◆ Exercise goal: Omit all pictures. Copy exactly the lines from the line containing "Transcribe this image's" to the end of the listing, with both ends included.

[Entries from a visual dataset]
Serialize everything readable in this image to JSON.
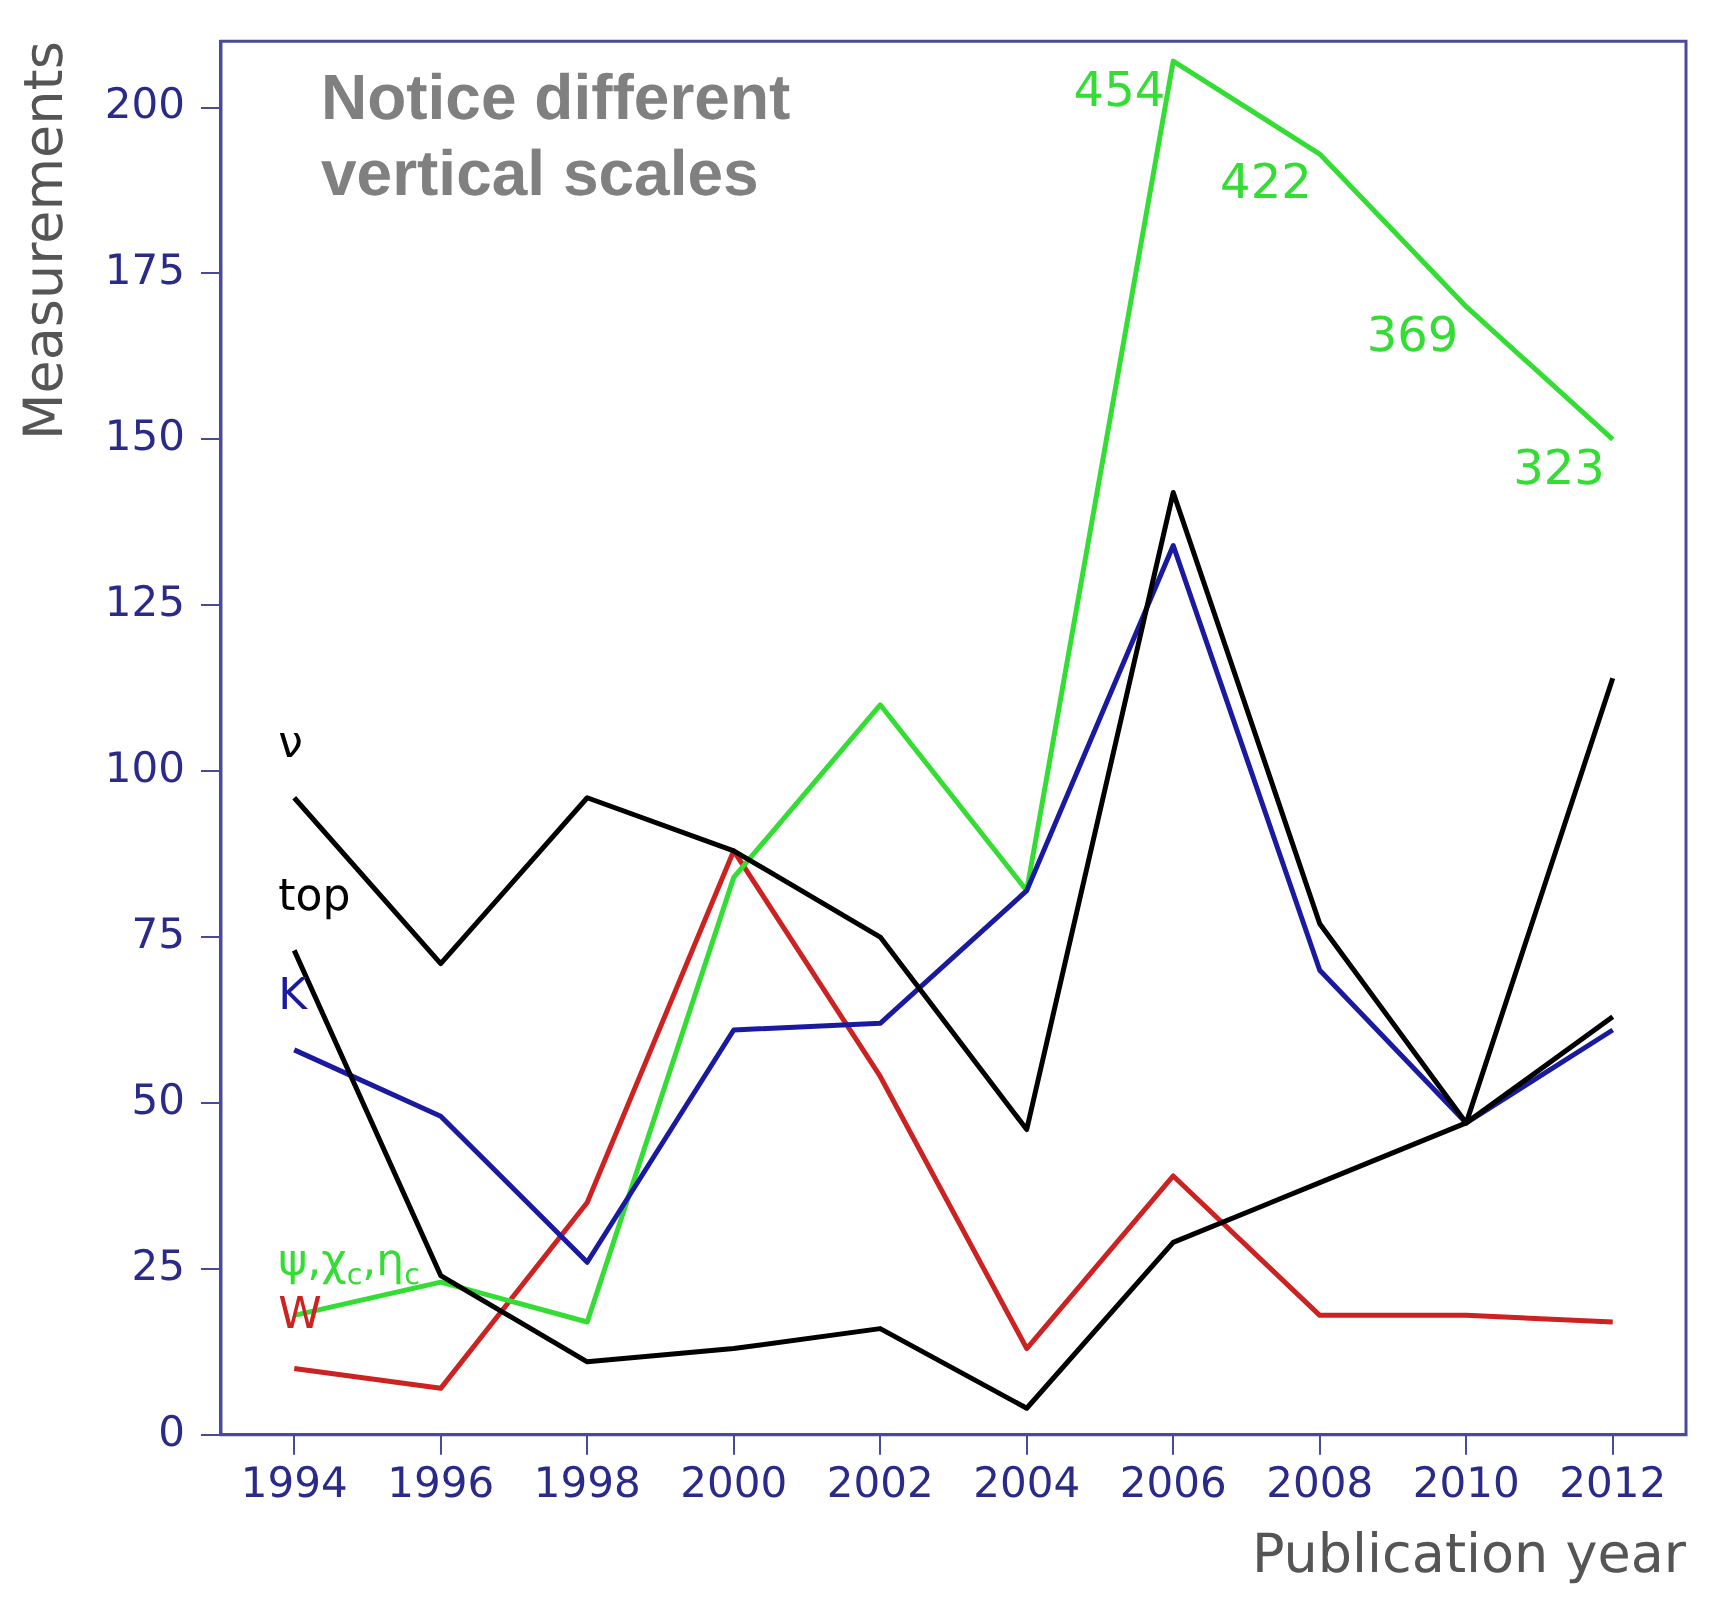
{
  "chart_data": {
    "type": "line",
    "xlabel": "Publication year",
    "ylabel": "Measurements",
    "x": [
      1994,
      1996,
      1998,
      2000,
      2002,
      2004,
      2006,
      2008,
      2010,
      2012
    ],
    "xlim": [
      1993,
      2013
    ],
    "xticks": [
      1994,
      1996,
      1998,
      2000,
      2002,
      2004,
      2006,
      2008,
      2010,
      2012
    ],
    "ylim": [
      0,
      210
    ],
    "yticks": [
      0,
      25,
      50,
      75,
      100,
      125,
      150,
      175,
      200
    ],
    "grid": false,
    "legend": false,
    "marker": "none",
    "line_style": "solid",
    "series": [
      {
        "name": "ν",
        "color": "#000000",
        "values": [
          96,
          71,
          96,
          88,
          75,
          46,
          142,
          77,
          47,
          114
        ]
      },
      {
        "name": "top",
        "color": "#000000",
        "values": [
          73,
          24,
          11,
          13,
          16,
          4,
          29,
          38,
          47,
          63
        ]
      },
      {
        "name": "K",
        "color": "#1a1aa0",
        "values": [
          58,
          48,
          26,
          61,
          62,
          82,
          134,
          70,
          47,
          61
        ]
      },
      {
        "name": "ψ,χ$_{c}$,η$_{c}$",
        "color": "#33dd33",
        "values": [
          18,
          23,
          17,
          84,
          110,
          82,
          207,
          193,
          170,
          150
        ]
      },
      {
        "name": "W",
        "color": "#cc2222",
        "values": [
          10,
          7,
          35,
          88,
          54,
          13,
          39,
          18,
          18,
          17
        ]
      }
    ],
    "annotations": [
      "Notice different vertical scales",
      {
        "text": "454",
        "x": 2006,
        "y": 207
      },
      {
        "text": "422",
        "x": 2008,
        "y": 193
      },
      {
        "text": "369",
        "x": 2010,
        "y": 170
      },
      {
        "text": "323",
        "x": 2012,
        "y": 150
      }
    ]
  }
}
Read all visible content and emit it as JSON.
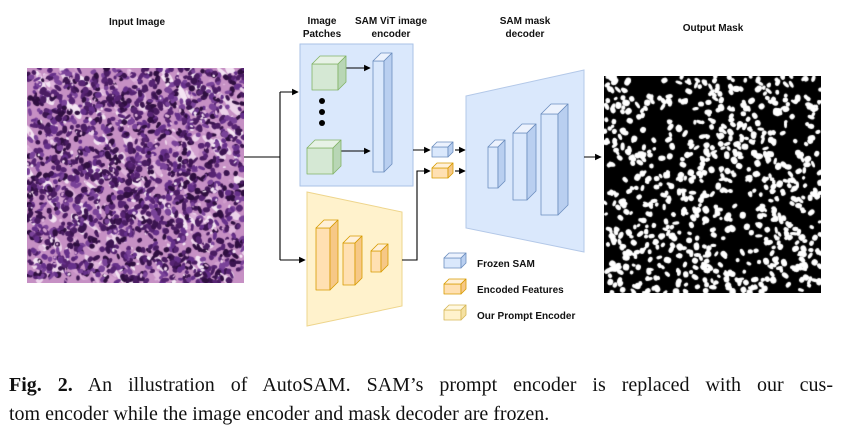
{
  "labels": {
    "input_image": "Input Image",
    "image_patches": [
      "Image",
      "Patches"
    ],
    "sam_vit_encoder": [
      "SAM ViT image",
      "encoder"
    ],
    "sam_mask_decoder": [
      "SAM mask",
      "decoder"
    ],
    "output_mask": "Output Mask"
  },
  "legend": [
    {
      "label": "Frozen SAM",
      "color": "#dae8fc"
    },
    {
      "label": "Encoded Features",
      "color": "#ffe0b2"
    },
    {
      "label": "Our Prompt Encoder",
      "color": "#fff2cc"
    }
  ],
  "colors": {
    "frozen_region": "#dae8fc",
    "prompt_encoder_region": "#fff2cc",
    "mask_decoder_region": "#dae8fc"
  },
  "caption": {
    "figure_label": "Fig. 2.",
    "line1": "An illustration of AutoSAM. SAM’s prompt encoder is replaced with our cus-",
    "line2": "tom encoder while the image encoder and mask decoder are frozen."
  }
}
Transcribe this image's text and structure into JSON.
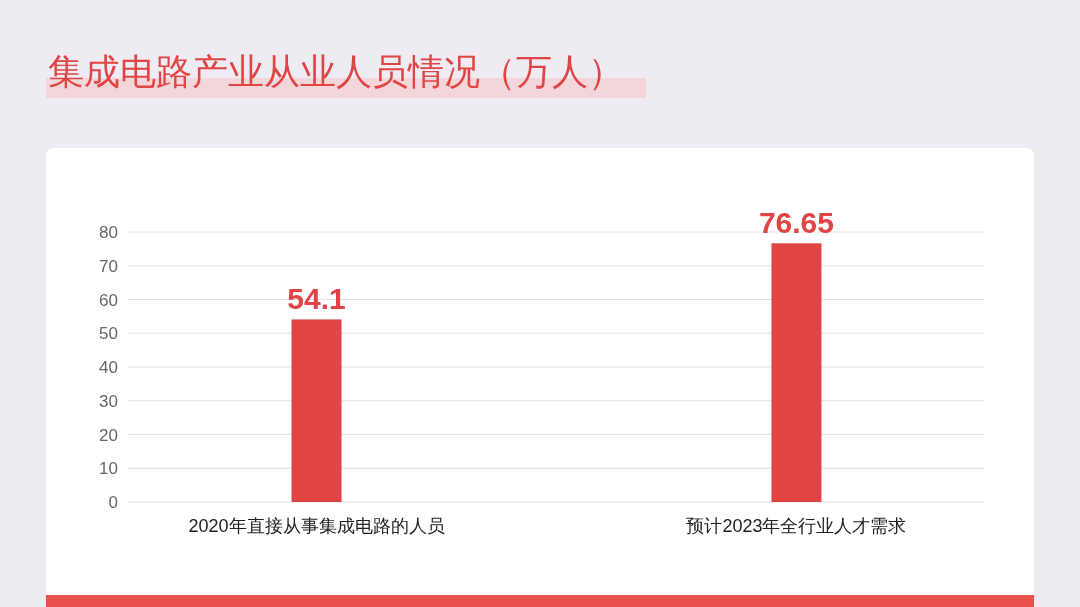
{
  "chart_data": {
    "type": "bar",
    "title": "集成电路产业从业人员情况（万人）",
    "categories": [
      "2020年直接从事集成电路的人员",
      "预计2023年全行业人才需求"
    ],
    "values": [
      54.1,
      76.65
    ],
    "color": "#e04444",
    "ylim": [
      0,
      80
    ],
    "yticks": [
      0,
      10,
      20,
      30,
      40,
      50,
      60,
      70,
      80
    ],
    "grid": "y",
    "data_labels": true
  }
}
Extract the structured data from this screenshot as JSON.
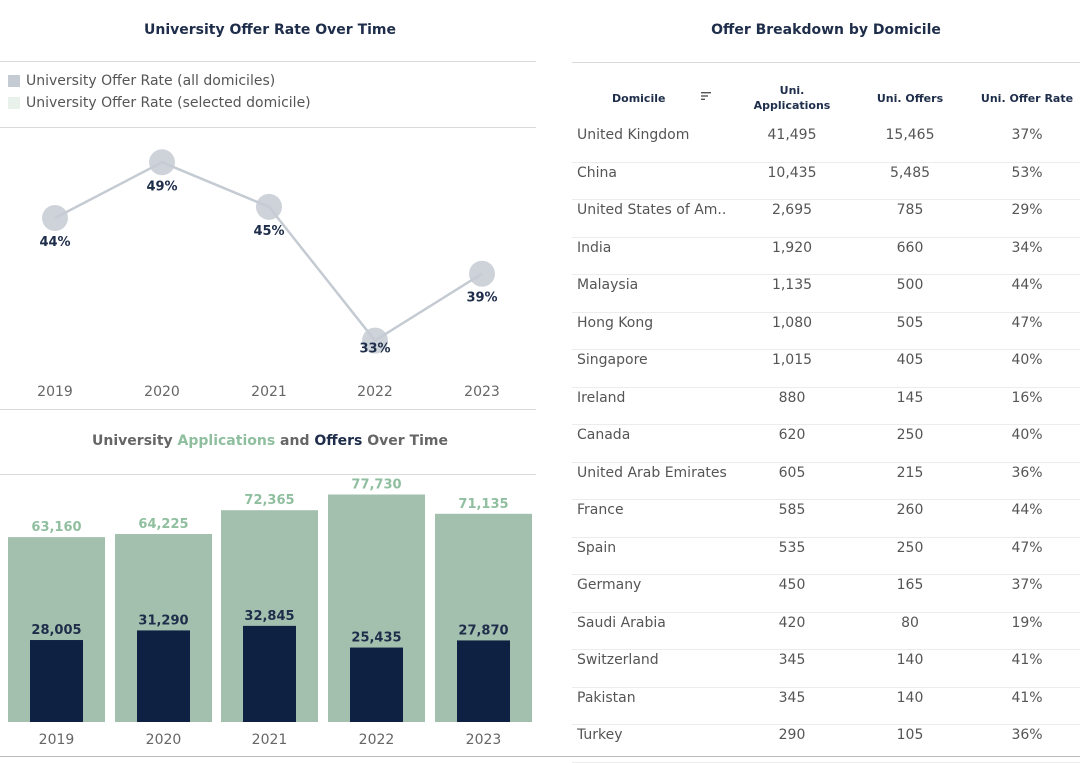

◆ Answer for the task:
Transcribe this image's text and structure into JSON.
{
  "chart_data": {
    "type": "bar",
    "title": "集成电路产业从业人员情况（万人）",
    "categories": [
      "2020年直接从事集成电路的人员",
      "预计2023年全行业人才需求"
    ],
    "values": [
      54.1,
      76.65
    ],
    "color": "#e04444",
    "ylim": [
      0,
      80
    ],
    "yticks": [
      0,
      10,
      20,
      30,
      40,
      50,
      60,
      70,
      80
    ],
    "grid": "y",
    "data_labels": true
  }
}
Extract the structured data from this screenshot as JSON.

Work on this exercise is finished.